Every record here should be printed again exactly.
-- START OF Data provided --
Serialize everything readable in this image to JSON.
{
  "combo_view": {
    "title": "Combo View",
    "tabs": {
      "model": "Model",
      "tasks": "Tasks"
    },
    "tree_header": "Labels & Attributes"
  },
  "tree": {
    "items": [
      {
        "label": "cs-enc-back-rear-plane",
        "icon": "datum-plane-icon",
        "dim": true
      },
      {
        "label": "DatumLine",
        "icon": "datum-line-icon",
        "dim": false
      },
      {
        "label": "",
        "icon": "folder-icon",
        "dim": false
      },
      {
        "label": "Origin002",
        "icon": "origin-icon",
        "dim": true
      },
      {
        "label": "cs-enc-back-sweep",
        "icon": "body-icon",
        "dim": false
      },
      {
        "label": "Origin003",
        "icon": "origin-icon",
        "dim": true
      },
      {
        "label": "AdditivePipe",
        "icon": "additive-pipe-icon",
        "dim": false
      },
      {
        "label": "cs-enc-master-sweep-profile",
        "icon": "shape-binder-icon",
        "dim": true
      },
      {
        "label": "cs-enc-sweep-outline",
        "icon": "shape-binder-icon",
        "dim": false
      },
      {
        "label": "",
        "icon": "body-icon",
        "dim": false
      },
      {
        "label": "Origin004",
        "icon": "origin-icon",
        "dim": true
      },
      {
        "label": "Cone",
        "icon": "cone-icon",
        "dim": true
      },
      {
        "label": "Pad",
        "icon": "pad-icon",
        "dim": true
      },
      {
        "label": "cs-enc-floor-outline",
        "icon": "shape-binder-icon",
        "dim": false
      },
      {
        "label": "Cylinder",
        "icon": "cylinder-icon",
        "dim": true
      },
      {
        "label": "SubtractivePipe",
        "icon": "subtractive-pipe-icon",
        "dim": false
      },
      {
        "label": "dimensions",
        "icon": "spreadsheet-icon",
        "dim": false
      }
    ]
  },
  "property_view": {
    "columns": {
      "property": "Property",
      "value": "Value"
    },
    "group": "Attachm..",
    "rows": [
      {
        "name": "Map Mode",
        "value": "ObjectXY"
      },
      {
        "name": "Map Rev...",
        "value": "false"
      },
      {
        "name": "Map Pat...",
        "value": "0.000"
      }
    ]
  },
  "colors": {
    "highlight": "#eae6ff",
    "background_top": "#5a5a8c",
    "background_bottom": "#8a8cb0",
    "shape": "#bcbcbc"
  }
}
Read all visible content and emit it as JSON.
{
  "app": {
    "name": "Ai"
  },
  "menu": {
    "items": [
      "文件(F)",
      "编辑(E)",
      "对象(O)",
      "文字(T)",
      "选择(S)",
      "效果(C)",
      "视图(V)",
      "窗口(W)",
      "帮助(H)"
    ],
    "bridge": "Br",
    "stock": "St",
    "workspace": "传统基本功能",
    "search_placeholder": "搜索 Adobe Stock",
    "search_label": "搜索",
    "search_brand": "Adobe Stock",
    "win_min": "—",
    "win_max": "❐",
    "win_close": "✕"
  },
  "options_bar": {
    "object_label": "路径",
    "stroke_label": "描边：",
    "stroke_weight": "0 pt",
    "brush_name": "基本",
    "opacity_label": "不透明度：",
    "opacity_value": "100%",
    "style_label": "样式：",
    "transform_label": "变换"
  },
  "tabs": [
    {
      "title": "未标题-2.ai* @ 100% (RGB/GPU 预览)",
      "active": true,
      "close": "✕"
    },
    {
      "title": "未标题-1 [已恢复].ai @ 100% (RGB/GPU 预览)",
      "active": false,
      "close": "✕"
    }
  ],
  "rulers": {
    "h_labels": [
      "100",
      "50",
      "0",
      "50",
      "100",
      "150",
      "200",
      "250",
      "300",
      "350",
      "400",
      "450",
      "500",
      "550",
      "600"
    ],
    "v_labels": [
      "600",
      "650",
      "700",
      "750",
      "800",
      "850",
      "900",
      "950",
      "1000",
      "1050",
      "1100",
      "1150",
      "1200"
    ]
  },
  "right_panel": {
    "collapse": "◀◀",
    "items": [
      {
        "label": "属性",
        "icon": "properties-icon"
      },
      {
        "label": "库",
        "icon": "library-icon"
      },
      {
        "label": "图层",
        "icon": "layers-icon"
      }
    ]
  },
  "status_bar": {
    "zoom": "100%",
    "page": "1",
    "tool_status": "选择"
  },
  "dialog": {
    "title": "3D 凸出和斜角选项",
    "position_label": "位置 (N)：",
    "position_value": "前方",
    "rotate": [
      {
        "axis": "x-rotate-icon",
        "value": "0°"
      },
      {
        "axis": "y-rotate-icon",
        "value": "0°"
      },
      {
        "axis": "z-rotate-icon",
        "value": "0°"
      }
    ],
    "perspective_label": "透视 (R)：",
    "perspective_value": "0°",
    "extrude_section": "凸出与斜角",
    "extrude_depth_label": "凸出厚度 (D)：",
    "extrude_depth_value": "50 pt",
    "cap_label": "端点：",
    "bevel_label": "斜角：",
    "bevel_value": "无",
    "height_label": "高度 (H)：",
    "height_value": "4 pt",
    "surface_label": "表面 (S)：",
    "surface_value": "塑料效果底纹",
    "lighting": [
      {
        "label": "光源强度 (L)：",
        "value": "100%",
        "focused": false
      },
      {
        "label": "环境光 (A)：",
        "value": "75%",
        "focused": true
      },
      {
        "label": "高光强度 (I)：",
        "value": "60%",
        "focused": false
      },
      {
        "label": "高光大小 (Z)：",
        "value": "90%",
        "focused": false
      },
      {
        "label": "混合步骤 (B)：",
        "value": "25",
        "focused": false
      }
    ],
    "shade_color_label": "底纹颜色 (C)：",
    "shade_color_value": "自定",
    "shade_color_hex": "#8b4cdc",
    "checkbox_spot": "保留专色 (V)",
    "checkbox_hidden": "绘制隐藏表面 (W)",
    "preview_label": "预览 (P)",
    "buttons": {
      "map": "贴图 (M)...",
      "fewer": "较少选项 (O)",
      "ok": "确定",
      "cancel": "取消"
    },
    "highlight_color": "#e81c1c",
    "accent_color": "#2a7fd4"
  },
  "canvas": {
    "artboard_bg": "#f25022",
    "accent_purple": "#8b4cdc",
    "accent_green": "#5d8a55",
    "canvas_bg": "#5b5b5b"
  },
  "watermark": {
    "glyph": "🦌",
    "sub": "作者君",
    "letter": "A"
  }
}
-- END OF Data provided --
• _The solution_:
Serialize everything readable in this image to JSON.
{
  "combo_view": {
    "title": "Combo View",
    "tabs": {
      "model": "Model",
      "tasks": "Tasks"
    },
    "tree_header": "Labels & Attributes"
  },
  "tree": {
    "items": [
      {
        "label": "cs-enc-back-rear-plane",
        "icon": "datum-plane-icon",
        "dim": true
      },
      {
        "label": "DatumLine",
        "icon": "datum-line-icon",
        "dim": false
      },
      {
        "label": "",
        "icon": "folder-icon",
        "dim": false
      },
      {
        "label": "Origin002",
        "icon": "origin-icon",
        "dim": true
      },
      {
        "label": "cs-enc-back-sweep",
        "icon": "body-icon",
        "dim": false
      },
      {
        "label": "Origin003",
        "icon": "origin-icon",
        "dim": true
      },
      {
        "label": "AdditivePipe",
        "icon": "additive-pipe-icon",
        "dim": false
      },
      {
        "label": "cs-enc-master-sweep-profile",
        "icon": "shape-binder-icon",
        "dim": true
      },
      {
        "label": "cs-enc-sweep-outline",
        "icon": "shape-binder-icon",
        "dim": false
      },
      {
        "label": "",
        "icon": "body-icon",
        "dim": false
      },
      {
        "label": "Origin004",
        "icon": "origin-icon",
        "dim": true
      },
      {
        "label": "Cone",
        "icon": "cone-icon",
        "dim": true
      },
      {
        "label": "Pad",
        "icon": "pad-icon",
        "dim": true
      },
      {
        "label": "cs-enc-floor-outline",
        "icon": "shape-binder-icon",
        "dim": false
      },
      {
        "label": "Cylinder",
        "icon": "cylinder-icon",
        "dim": true
      },
      {
        "label": "SubtractivePipe",
        "icon": "subtractive-pipe-icon",
        "dim": false
      },
      {
        "label": "dimensions",
        "icon": "spreadsheet-icon",
        "dim": false
      }
    ]
  },
  "property_view": {
    "columns": {
      "property": "Property",
      "value": "Value"
    },
    "group": "Attachm..",
    "rows": [
      {
        "name": "Map Mode",
        "value": "ObjectXY"
      },
      {
        "name": "Map Rev...",
        "value": "false"
      },
      {
        "name": "Map Pat...",
        "value": "0.000"
      }
    ]
  },
  "colors": {
    "highlight": "#eae6ff",
    "background_top": "#5a5a8c",
    "background_bottom": "#8a8cb0",
    "shape": "#bcbcbc"
  }
}
Read all visible content and emit it as JSON.
{
  "app": {
    "name": "Ai"
  },
  "menu": {
    "items": [
      "文件(F)",
      "编辑(E)",
      "对象(O)",
      "文字(T)",
      "选择(S)",
      "效果(C)",
      "视图(V)",
      "窗口(W)",
      "帮助(H)"
    ],
    "bridge": "Br",
    "stock": "St",
    "workspace": "传统基本功能",
    "search_placeholder": "搜索 Adobe Stock",
    "search_label": "搜索",
    "search_brand": "Adobe Stock",
    "win_min": "—",
    "win_max": "❐",
    "win_close": "✕"
  },
  "options_bar": {
    "object_label": "路径",
    "stroke_label": "描边：",
    "stroke_weight": "0 pt",
    "brush_name": "基本",
    "opacity_label": "不透明度：",
    "opacity_value": "100%",
    "style_label": "样式：",
    "transform_label": "变换"
  },
  "tabs": [
    {
      "title": "未标题-2.ai* @ 100% (RGB/GPU 预览)",
      "active": true,
      "close": "✕"
    },
    {
      "title": "未标题-1 [已恢复].ai @ 100% (RGB/GPU 预览)",
      "active": false,
      "close": "✕"
    }
  ],
  "rulers": {
    "h_labels": [
      "100",
      "50",
      "0",
      "50",
      "100",
      "150",
      "200",
      "250",
      "300",
      "350",
      "400",
      "450",
      "500",
      "550",
      "600"
    ],
    "v_labels": [
      "600",
      "650",
      "700",
      "750",
      "800",
      "850",
      "900",
      "950",
      "1000",
      "1050",
      "1100",
      "1150",
      "1200"
    ]
  },
  "right_panel": {
    "collapse": "◀◀",
    "items": [
      {
        "label": "属性",
        "icon": "properties-icon"
      },
      {
        "label": "库",
        "icon": "library-icon"
      },
      {
        "label": "图层",
        "icon": "layers-icon"
      }
    ]
  },
  "status_bar": {
    "zoom": "100%",
    "page": "1",
    "tool_status": "选择"
  },
  "dialog": {
    "title": "3D 凸出和斜角选项",
    "position_label": "位置 (N)：",
    "position_value": "前方",
    "rotate": [
      {
        "axis": "x-rotate-icon",
        "value": "0°"
      },
      {
        "axis": "y-rotate-icon",
        "value": "0°"
      },
      {
        "axis": "z-rotate-icon",
        "value": "0°"
      }
    ],
    "perspective_label": "透视 (R)：",
    "perspective_value": "0°",
    "extrude_section": "凸出与斜角",
    "extrude_depth_label": "凸出厚度 (D)：",
    "extrude_depth_value": "50 pt",
    "cap_label": "端点：",
    "bevel_label": "斜角：",
    "bevel_value": "无",
    "height_label": "高度 (H)：",
    "height_value": "4 pt",
    "surface_label": "表面 (S)：",
    "surface_value": "塑料效果底纹",
    "lighting": [
      {
        "label": "光源强度 (L)：",
        "value": "100%",
        "focused": false
      },
      {
        "label": "环境光 (A)：",
        "value": "75%",
        "focused": true
      },
      {
        "label": "高光强度 (I)：",
        "value": "60%",
        "focused": false
      },
      {
        "label": "高光大小 (Z)：",
        "value": "90%",
        "focused": false
      },
      {
        "label": "混合步骤 (B)：",
        "value": "25",
        "focused": false
      }
    ],
    "shade_color_label": "底纹颜色 (C)：",
    "shade_color_value": "自定",
    "shade_color_hex": "#8b4cdc",
    "checkbox_spot": "保留专色 (V)",
    "checkbox_hidden": "绘制隐藏表面 (W)",
    "preview_label": "预览 (P)",
    "buttons": {
      "map": "贴图 (M)...",
      "fewer": "较少选项 (O)",
      "ok": "确定",
      "cancel": "取消"
    },
    "highlight_color": "#e81c1c",
    "accent_color": "#2a7fd4"
  },
  "canvas": {
    "artboard_bg": "#f25022",
    "accent_purple": "#8b4cdc",
    "accent_green": "#5d8a55",
    "canvas_bg": "#5b5b5b"
  },
  "watermark": {
    "glyph": "🦌",
    "sub": "作者君",
    "letter": "A"
  }
}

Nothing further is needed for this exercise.